[Task] Write out every entry word for word.
—————
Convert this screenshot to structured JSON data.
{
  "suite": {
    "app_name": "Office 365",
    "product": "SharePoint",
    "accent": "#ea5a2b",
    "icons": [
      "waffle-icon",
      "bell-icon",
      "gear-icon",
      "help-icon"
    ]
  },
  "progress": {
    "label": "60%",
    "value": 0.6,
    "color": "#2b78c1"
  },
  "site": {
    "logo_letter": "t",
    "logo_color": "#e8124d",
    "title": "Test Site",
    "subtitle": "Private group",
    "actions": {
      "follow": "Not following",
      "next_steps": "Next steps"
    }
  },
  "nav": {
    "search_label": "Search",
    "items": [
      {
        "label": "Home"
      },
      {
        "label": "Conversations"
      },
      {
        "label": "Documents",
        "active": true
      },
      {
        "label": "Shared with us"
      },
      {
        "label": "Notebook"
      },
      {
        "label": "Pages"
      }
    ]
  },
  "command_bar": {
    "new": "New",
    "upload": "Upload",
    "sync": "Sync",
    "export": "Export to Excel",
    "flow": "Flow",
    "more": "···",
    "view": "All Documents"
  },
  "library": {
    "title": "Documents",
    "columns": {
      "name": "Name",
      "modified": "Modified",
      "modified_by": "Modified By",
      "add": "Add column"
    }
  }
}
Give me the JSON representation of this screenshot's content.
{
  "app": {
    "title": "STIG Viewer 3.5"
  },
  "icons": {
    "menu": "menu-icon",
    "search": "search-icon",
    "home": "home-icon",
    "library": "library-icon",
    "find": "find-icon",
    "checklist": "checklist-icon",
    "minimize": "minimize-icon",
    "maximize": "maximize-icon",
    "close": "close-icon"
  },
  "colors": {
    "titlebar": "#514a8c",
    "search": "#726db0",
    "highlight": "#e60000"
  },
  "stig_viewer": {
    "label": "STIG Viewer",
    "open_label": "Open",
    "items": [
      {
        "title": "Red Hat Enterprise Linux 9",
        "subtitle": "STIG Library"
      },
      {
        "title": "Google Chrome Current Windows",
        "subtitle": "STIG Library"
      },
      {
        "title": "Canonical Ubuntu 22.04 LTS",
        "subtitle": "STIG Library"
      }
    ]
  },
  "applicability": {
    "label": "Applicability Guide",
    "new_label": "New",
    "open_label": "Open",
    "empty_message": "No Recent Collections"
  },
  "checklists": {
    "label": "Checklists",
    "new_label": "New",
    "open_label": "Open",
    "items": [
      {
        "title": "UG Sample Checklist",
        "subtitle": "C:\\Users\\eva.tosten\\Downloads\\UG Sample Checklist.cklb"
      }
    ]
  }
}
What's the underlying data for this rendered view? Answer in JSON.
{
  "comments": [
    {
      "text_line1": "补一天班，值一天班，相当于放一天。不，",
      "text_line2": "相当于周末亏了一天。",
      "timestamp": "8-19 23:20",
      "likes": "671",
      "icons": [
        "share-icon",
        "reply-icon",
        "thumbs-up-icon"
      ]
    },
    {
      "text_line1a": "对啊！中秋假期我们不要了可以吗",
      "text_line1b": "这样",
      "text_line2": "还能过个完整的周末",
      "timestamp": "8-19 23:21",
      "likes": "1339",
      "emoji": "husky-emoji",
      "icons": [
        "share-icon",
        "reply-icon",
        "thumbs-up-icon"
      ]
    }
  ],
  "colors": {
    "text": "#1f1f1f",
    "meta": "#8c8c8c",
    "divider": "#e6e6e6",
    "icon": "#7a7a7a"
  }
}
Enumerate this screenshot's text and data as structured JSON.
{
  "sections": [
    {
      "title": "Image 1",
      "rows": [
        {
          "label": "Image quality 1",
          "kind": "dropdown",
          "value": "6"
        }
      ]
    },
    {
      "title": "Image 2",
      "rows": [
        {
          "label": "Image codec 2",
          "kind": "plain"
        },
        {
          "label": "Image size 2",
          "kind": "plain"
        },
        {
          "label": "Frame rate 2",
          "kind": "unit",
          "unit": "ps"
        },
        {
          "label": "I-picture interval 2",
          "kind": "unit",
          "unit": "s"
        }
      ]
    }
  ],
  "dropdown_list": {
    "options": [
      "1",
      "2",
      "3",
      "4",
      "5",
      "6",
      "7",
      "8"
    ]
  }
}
—————
[Completed exercise]
Convert this screenshot to structured JSON data.
{
  "suite": {
    "app_name": "Office 365",
    "product": "SharePoint",
    "accent": "#ea5a2b",
    "icons": [
      "waffle-icon",
      "bell-icon",
      "gear-icon",
      "help-icon"
    ]
  },
  "progress": {
    "label": "60%",
    "value": 0.6,
    "color": "#2b78c1"
  },
  "site": {
    "logo_letter": "t",
    "logo_color": "#e8124d",
    "title": "Test Site",
    "subtitle": "Private group",
    "actions": {
      "follow": "Not following",
      "next_steps": "Next steps"
    }
  },
  "nav": {
    "search_label": "Search",
    "items": [
      {
        "label": "Home"
      },
      {
        "label": "Conversations"
      },
      {
        "label": "Documents",
        "active": true
      },
      {
        "label": "Shared with us"
      },
      {
        "label": "Notebook"
      },
      {
        "label": "Pages"
      }
    ]
  },
  "command_bar": {
    "new": "New",
    "upload": "Upload",
    "sync": "Sync",
    "export": "Export to Excel",
    "flow": "Flow",
    "more": "···",
    "view": "All Documents"
  },
  "library": {
    "title": "Documents",
    "columns": {
      "name": "Name",
      "modified": "Modified",
      "modified_by": "Modified By",
      "add": "Add column"
    }
  }
}
Give me the JSON representation of this screenshot's content.
{
  "app": {
    "title": "STIG Viewer 3.5"
  },
  "icons": {
    "menu": "menu-icon",
    "search": "search-icon",
    "home": "home-icon",
    "library": "library-icon",
    "find": "find-icon",
    "checklist": "checklist-icon",
    "minimize": "minimize-icon",
    "maximize": "maximize-icon",
    "close": "close-icon"
  },
  "colors": {
    "titlebar": "#514a8c",
    "search": "#726db0",
    "highlight": "#e60000"
  },
  "stig_viewer": {
    "label": "STIG Viewer",
    "open_label": "Open",
    "items": [
      {
        "title": "Red Hat Enterprise Linux 9",
        "subtitle": "STIG Library"
      },
      {
        "title": "Google Chrome Current Windows",
        "subtitle": "STIG Library"
      },
      {
        "title": "Canonical Ubuntu 22.04 LTS",
        "subtitle": "STIG Library"
      }
    ]
  },
  "applicability": {
    "label": "Applicability Guide",
    "new_label": "New",
    "open_label": "Open",
    "empty_message": "No Recent Collections"
  },
  "checklists": {
    "label": "Checklists",
    "new_label": "New",
    "open_label": "Open",
    "items": [
      {
        "title": "UG Sample Checklist",
        "subtitle": "C:\\Users\\eva.tosten\\Downloads\\UG Sample Checklist.cklb"
      }
    ]
  }
}
What's the underlying data for this rendered view? Answer in JSON.
{
  "comments": [
    {
      "text_line1": "补一天班，值一天班，相当于放一天。不，",
      "text_line2": "相当于周末亏了一天。",
      "timestamp": "8-19 23:20",
      "likes": "671",
      "icons": [
        "share-icon",
        "reply-icon",
        "thumbs-up-icon"
      ]
    },
    {
      "text_line1a": "对啊！中秋假期我们不要了可以吗",
      "text_line1b": "这样",
      "text_line2": "还能过个完整的周末",
      "timestamp": "8-19 23:21",
      "likes": "1339",
      "emoji": "husky-emoji",
      "icons": [
        "share-icon",
        "reply-icon",
        "thumbs-up-icon"
      ]
    }
  ],
  "colors": {
    "text": "#1f1f1f",
    "meta": "#8c8c8c",
    "divider": "#e6e6e6",
    "icon": "#7a7a7a"
  }
}
Enumerate this screenshot's text and data as structured JSON.
{
  "sections": [
    {
      "title": "Image 1",
      "rows": [
        {
          "label": "Image quality 1",
          "kind": "dropdown",
          "value": "6"
        }
      ]
    },
    {
      "title": "Image 2",
      "rows": [
        {
          "label": "Image codec 2",
          "kind": "plain"
        },
        {
          "label": "Image size 2",
          "kind": "plain"
        },
        {
          "label": "Frame rate 2",
          "kind": "unit",
          "unit": "ps"
        },
        {
          "label": "I-picture interval 2",
          "kind": "unit",
          "unit": "s"
        }
      ]
    }
  ],
  "dropdown_list": {
    "options": [
      "1",
      "2",
      "3",
      "4",
      "5",
      "6",
      "7",
      "8"
    ]
  }
}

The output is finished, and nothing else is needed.